• _Selected passage_
Data Collection for VLA#

Record teleop demonstrations as LeRobot datasets for post-training with Isaac-GR00T. The data exporter runs alongside the SONIC deployment and VR teleop stack, capturing robot state, SMPL teleop poses, and camera images at a configurable frequency.

Deployment model

Everything runs offboard on your workstation except the camera server, which runs onboard the robot computer (e.g., Jetson Orin) where the physical cameras are connected. The camera server publishes JPEG frames over ZMQ to the workstation.

Supported cameras

The tested and supported camera setup uses Luxonis OAK cameras (OAK-D, OAK-1, etc.). This includes a head/ego-view OAK camera and optional OAK wrist cameras. Other camera drivers (RealSense, USB webcam) are included in the codebase but have not been tested recently.

Prerequisites

  1. Completed the Quick Start — you can run the sim2sim loop (includes installing the deployment and downloading model checkpoints).

  2. Completed the VR Teleop Setup — PICO hardware is calibrated and .venv_teleop is ready.

  3. Camera server running on the robot — see Camera Server Setup below. For simulation, the MuJoCo sim loop publishes camera images automatically — no camera server needed.


One-Time Setup (Workstation)#

On your workstation (where you run the C++ deployment, teleop, and data exporter), run the install script from the repo root to create a dedicated virtual environment with all data collection dependencies (LeRobot, PyAV, OpenCV, etc.):

bash install_scripts/install_data_collection.sh

This creates .venv_data_collection using Python 3.10 via uv. It installs gear_sonic[data_collection] which includes lerobot, av, opencv-python, and other required packages. It also installs espeak (system package) for voice feedback during recording.

Tip

This environment is separate from .venv_teleop and .venv_sim — the data exporter has heavier ML dependencies that are not needed for teleop or simulation.


Camera Server Setup (On-Robot)#

The camera server is the only component that runs on the robot computer (e.g., Jetson Orin). Everything else — the C++ deployment, PICO teleop streamer, data exporter, and camera viewer — runs on your workstation.

The camera server captures frames from the OAK cameras physically connected to the robot and publishes them over ZMQ to the workstation.

Step 1: Clone the repo on the robot#

SSH into your robot computer and clone this repository:

git clone https://github.com/NVlabs/GR00T-WholeBodyControl.git
cd GR00T-WholeBodyControl

Step 2: Run the install script#

The install script handles everything: creates the virtual environment, installs all dependencies (including the DepthAI SDK for OAK cameras), detects connected cameras, and optionally installs a systemd service so the camera server starts automatically on boot.

• _Short task A_
According to the data collection guide, why does the data exporter get its own virtual environment instead of sharing .venv_teleop or .venv_sim? Answer in one or two sentences.
• _Short task B_
Summarize the data collection guide in exactly two sentences.
• _Short task C_
Carry on the data collection guide from its last sentence, keeping to its subject and style.
The lines after this point are separate material, not part of the data collection guide.

• _Information shown_
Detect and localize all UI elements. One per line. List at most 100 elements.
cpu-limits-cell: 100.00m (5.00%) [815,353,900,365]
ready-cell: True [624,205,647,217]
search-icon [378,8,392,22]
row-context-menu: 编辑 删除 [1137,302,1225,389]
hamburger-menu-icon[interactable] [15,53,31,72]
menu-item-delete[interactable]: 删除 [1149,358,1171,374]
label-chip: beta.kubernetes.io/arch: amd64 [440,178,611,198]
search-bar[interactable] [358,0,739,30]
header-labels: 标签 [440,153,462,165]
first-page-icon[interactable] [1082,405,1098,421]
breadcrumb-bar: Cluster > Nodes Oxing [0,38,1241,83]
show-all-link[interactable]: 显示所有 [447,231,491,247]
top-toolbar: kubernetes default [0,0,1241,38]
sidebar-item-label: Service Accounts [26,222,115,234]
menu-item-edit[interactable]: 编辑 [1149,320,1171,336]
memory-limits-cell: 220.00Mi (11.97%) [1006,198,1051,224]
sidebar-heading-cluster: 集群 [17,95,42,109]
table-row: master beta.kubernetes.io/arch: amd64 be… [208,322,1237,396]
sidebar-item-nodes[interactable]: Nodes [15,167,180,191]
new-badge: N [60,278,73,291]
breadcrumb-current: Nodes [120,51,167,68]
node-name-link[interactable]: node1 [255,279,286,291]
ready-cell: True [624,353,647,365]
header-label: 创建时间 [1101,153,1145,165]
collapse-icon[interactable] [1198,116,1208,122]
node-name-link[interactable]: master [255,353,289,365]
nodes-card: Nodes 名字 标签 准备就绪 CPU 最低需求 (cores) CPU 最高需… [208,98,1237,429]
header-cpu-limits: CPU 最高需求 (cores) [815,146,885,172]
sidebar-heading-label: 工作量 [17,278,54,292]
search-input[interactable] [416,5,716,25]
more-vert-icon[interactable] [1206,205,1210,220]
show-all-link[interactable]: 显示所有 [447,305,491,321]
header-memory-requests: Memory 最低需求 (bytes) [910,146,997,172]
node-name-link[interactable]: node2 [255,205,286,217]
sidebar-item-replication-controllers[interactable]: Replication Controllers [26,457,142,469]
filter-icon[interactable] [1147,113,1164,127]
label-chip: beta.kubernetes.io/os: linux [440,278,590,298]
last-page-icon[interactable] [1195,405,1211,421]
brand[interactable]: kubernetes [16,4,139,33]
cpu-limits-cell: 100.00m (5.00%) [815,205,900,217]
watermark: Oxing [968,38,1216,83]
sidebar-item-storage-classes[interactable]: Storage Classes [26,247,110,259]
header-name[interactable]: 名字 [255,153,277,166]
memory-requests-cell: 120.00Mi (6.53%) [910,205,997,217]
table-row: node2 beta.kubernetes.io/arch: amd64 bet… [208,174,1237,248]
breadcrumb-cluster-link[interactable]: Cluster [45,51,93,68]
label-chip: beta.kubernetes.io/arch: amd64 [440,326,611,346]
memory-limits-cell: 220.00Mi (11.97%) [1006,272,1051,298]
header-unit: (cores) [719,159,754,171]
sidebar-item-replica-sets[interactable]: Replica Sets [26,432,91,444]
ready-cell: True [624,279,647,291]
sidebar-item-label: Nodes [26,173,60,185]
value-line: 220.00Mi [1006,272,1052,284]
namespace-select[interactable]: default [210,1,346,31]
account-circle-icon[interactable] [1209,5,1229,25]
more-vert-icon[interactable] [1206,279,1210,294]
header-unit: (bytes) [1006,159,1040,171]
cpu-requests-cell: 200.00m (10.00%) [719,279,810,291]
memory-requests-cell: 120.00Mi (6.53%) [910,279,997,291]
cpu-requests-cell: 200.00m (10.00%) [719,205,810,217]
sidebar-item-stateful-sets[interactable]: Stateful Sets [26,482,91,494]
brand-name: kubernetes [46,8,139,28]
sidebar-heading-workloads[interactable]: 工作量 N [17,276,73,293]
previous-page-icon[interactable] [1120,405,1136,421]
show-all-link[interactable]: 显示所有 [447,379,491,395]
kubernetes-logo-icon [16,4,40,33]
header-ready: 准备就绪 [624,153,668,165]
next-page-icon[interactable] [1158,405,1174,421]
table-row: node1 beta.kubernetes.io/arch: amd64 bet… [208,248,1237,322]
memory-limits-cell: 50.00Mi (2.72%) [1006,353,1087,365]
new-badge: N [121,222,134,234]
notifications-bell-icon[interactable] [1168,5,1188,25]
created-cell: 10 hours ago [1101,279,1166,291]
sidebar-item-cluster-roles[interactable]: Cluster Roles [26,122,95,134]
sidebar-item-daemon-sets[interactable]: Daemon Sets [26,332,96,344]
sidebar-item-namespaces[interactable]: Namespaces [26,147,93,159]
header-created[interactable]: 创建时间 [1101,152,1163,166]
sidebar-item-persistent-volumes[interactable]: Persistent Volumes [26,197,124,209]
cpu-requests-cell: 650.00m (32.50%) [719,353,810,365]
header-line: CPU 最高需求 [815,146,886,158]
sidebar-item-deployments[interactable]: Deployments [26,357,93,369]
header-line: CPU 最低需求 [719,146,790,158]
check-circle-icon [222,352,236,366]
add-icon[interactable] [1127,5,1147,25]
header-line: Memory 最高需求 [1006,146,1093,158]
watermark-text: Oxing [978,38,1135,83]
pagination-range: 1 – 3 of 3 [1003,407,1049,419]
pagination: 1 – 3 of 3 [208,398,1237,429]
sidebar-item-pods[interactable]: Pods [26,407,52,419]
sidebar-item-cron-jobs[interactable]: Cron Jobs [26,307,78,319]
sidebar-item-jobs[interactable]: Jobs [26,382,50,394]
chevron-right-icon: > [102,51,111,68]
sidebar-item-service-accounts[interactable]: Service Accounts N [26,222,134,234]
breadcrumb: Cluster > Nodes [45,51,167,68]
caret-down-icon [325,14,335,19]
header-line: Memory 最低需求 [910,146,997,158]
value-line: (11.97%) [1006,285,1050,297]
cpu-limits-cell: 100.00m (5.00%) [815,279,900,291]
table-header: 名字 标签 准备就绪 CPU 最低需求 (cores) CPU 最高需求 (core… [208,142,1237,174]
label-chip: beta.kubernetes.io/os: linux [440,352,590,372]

• _Written answer A_
The data exporter has heavier ML dependencies that teleop and simulation do not need. So the data collection dependencies go into a dedicated .venv_data_collection environment.

• _Written answer B_
The guide explains how to record teleop demonstrations as LeRobot datasets for post-training with Isaac-GR00T, using a data exporter that captures robot state, SMPL teleop poses, and camera images alongside the SONIC deployment and VR teleop stack. Everything runs on the workstation, which gets a dedicated data collection environment from an install script, except the camera server, which runs on the robot computer with the OAK cameras and publishes JPEG frames over ZMQ.

• _Written answer C_
bash install_scripts/install_camera_server.sh

The script will:

  1. Create .venv_camera with gear_sonic[camera] (DepthAI, ZMQ, msgpack, OpenCV, tyro).

  2. Detect connected OAK cameras and list their MxIDs.

  3. Prompt you for each camera position (ego view, and optionally left/right wrist) and its device ID.

  4. Ask whether to install the camera server as a systemd service (recommended). If you answer y, it generates the unit file, installs, enables, and starts the service automatically.

After the script finishes, verify the service is running:

sudo systemctl status composed_camera_server.service
journalctl -u composed_camera_server.service -f

Note

Other camera drivers (RealSense, USB webcam) are included in the codebase but have not been tested recently for data collection. If you need RealSense, install pyrealsense2 into the venv after setup. See the driver files in gear_sonic/camera/drivers/ for details.

Manual setup (alternative)#

If you prefer not to use the install script, or need to reconfigure:

Finding camera device IDs:

Each OAK camera has a unique MxID. List all connected OAK devices:

source .venv_camera/bin/activate
python -c "import depthai as dai; print(dai.Device.getAllAvailableDevices())"

Example output:

[XLinkDeviceState.X_LINK_BOOTED, MxId: 18443010E1ABC12300, ...]

Starting the camera server manually:

source .venv_camera/bin/activate

# Single camera (ego view only)
python -m gear_sonic.camera.composed_camera \
    --ego-view-camera oak \
    --ego-view-device-id <YOUR_MXID> \
    --port 5555

# Multiple cameras (ego view + wrist cameras)
python -m gear_sonic.camera.composed_camera \
    --ego-view-camera oak --ego-view-device-id <EGO_MXID> \
    --left-wrist-camera oak --left-wrist-device-id <LEFT_WRIST_MXID> \
    --right-wrist-camera oak --right-wrist-device-id <RIGHT_WRIST_MXID> \
    --port 5555

Run python -m gear_sonic.camera.composed_camera --help for all options including --fps, --use-mjpeg, and --mjpeg-quality.

Manual systemd setup:

# 1. Edit the service file to match your camera setup
nano systemd/composed_camera_server.service

# 2. Copy to systemd, enable, and start
sudo cp systemd/composed_camera_server.service /etc/systemd/system/
sudo systemctl daemon-reload
sudo systemctl enable composed_camera_server.service
sudo systemctl start composed_camera_server.service

Once the systemd service is running, the camera server starts automatically whenever the robot boots — no manual intervention needed.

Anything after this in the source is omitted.